Copy each line below in which the string "What" occurs.

%%

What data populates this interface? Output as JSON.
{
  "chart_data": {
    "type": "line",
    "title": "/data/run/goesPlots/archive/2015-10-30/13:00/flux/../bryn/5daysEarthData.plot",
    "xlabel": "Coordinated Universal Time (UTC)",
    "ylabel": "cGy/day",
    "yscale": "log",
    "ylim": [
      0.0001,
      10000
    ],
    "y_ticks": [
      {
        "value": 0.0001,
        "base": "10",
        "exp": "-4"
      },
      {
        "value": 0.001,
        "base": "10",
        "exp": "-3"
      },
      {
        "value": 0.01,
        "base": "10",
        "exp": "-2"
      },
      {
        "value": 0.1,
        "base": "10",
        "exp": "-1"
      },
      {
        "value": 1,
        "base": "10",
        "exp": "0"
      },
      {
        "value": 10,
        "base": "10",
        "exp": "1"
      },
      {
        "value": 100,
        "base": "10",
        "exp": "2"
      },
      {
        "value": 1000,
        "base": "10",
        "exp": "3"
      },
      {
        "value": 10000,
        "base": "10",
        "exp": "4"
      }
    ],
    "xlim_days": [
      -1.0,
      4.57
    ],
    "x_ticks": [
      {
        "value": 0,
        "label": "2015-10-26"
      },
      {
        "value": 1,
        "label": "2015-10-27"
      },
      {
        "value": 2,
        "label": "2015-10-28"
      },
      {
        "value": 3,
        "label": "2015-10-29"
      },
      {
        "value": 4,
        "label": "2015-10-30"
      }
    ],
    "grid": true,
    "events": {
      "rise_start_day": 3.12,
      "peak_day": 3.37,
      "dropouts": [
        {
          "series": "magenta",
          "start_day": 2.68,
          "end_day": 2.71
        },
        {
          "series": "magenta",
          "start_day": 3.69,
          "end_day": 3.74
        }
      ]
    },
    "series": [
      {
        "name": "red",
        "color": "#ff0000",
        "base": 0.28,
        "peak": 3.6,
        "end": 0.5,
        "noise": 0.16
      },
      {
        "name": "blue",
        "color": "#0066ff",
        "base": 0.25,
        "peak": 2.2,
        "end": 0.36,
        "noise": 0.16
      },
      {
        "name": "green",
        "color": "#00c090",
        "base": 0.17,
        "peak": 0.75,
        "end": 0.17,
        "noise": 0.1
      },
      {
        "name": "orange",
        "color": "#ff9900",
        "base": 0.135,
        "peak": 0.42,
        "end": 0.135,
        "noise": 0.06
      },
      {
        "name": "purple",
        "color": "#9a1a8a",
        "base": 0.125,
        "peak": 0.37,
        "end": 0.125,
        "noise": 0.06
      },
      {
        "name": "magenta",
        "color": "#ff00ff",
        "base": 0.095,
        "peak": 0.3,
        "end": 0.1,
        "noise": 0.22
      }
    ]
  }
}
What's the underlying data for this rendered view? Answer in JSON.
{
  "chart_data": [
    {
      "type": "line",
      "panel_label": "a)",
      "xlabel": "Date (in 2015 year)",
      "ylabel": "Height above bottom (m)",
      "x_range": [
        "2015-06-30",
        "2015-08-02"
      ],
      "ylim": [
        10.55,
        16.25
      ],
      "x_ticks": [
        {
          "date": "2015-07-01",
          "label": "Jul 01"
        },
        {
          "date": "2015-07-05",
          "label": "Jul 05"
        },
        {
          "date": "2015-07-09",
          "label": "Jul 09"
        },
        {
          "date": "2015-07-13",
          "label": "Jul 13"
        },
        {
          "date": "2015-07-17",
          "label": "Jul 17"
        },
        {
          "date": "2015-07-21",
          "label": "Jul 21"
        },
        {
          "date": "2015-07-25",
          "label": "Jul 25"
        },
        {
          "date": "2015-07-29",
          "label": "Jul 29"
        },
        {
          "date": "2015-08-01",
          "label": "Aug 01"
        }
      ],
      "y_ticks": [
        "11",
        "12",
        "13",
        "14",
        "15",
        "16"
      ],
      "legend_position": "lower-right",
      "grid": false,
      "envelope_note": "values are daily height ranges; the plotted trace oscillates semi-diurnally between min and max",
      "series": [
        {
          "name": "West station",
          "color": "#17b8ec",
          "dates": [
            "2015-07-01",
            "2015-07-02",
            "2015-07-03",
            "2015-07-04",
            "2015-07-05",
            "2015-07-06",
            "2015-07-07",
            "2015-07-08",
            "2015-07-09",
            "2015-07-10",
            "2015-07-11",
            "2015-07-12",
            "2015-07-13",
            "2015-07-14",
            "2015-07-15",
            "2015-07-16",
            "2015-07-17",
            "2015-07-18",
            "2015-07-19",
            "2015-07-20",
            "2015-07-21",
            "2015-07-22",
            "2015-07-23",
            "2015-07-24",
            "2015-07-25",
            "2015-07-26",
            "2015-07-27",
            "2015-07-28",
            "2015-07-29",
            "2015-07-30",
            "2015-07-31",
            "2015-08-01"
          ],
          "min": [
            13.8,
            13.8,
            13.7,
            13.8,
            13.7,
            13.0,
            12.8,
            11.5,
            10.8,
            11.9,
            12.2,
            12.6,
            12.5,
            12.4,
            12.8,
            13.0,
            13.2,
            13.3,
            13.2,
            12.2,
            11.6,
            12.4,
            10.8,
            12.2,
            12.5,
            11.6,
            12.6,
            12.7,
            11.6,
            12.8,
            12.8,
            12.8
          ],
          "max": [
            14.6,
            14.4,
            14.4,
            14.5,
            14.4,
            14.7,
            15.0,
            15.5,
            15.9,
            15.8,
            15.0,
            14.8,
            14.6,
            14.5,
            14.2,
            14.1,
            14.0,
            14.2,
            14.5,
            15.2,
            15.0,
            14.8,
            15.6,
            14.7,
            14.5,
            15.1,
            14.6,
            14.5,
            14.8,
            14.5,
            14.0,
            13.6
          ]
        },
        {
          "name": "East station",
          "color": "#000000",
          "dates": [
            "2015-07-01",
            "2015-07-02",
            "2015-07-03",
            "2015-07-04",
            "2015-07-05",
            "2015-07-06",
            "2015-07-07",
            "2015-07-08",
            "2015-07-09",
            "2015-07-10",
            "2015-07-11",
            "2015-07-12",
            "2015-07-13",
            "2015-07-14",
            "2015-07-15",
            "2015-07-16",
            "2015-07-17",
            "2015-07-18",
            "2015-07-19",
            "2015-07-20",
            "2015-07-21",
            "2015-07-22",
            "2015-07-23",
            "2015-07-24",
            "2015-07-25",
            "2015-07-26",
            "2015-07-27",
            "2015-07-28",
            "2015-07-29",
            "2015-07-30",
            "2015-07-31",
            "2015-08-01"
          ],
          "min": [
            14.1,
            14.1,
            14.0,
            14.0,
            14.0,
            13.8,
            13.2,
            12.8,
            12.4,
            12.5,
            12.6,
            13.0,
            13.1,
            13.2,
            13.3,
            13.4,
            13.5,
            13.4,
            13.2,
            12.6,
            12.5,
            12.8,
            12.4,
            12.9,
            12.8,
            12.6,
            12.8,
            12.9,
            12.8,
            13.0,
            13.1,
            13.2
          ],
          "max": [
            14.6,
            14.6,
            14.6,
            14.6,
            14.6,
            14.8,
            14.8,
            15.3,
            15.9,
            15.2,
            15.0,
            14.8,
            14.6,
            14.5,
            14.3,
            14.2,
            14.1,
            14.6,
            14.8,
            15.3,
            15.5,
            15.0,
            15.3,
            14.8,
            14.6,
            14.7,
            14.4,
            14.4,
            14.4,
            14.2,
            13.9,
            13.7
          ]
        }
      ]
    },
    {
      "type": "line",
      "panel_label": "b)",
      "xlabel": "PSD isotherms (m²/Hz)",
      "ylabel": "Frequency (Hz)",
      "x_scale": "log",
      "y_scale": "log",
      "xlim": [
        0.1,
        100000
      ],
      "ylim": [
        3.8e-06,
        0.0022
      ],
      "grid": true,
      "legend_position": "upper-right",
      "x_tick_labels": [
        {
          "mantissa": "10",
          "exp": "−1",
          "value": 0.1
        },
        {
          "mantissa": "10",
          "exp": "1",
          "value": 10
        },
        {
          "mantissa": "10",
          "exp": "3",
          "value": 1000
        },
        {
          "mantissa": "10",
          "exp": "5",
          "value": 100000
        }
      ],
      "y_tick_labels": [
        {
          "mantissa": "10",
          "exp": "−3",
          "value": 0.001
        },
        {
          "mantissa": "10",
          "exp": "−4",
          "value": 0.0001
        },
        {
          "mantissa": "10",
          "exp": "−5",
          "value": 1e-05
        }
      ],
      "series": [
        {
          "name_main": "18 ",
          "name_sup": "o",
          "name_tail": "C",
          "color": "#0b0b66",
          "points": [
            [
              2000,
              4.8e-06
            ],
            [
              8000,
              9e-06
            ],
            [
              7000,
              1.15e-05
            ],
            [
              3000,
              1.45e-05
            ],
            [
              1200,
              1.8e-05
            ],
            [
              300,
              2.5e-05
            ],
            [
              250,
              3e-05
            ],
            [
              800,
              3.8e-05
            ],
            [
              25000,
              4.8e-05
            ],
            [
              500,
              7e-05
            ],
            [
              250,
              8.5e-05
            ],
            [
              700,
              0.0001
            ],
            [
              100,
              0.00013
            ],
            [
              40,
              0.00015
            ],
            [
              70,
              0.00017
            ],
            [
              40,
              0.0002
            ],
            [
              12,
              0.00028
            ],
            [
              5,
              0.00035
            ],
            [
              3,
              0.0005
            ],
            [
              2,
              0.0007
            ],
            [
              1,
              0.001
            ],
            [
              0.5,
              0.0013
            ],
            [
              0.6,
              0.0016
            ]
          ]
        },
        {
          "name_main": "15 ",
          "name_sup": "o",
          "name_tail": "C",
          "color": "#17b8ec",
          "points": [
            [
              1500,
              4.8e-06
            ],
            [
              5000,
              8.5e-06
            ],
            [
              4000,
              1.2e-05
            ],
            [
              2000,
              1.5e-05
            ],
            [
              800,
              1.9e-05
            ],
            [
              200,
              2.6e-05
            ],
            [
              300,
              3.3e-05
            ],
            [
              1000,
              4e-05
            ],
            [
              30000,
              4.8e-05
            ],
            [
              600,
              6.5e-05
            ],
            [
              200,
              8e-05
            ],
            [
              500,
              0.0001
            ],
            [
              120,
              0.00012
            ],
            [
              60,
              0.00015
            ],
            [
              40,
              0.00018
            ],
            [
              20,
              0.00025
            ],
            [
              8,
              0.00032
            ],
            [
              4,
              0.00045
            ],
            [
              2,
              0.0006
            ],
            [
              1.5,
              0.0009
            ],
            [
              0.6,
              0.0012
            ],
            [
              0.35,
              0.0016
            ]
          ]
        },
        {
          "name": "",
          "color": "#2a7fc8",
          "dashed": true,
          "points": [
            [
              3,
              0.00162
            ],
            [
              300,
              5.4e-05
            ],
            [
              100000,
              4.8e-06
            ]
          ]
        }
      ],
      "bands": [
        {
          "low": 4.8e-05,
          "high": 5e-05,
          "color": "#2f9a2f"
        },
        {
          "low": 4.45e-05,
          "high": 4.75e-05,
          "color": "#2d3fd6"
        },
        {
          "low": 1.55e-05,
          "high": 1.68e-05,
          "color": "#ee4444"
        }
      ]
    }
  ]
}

%%

• _Written response_:
What data populates this interface? Output as JSON.
What's the underlying data for this rendered view? Answer in JSON.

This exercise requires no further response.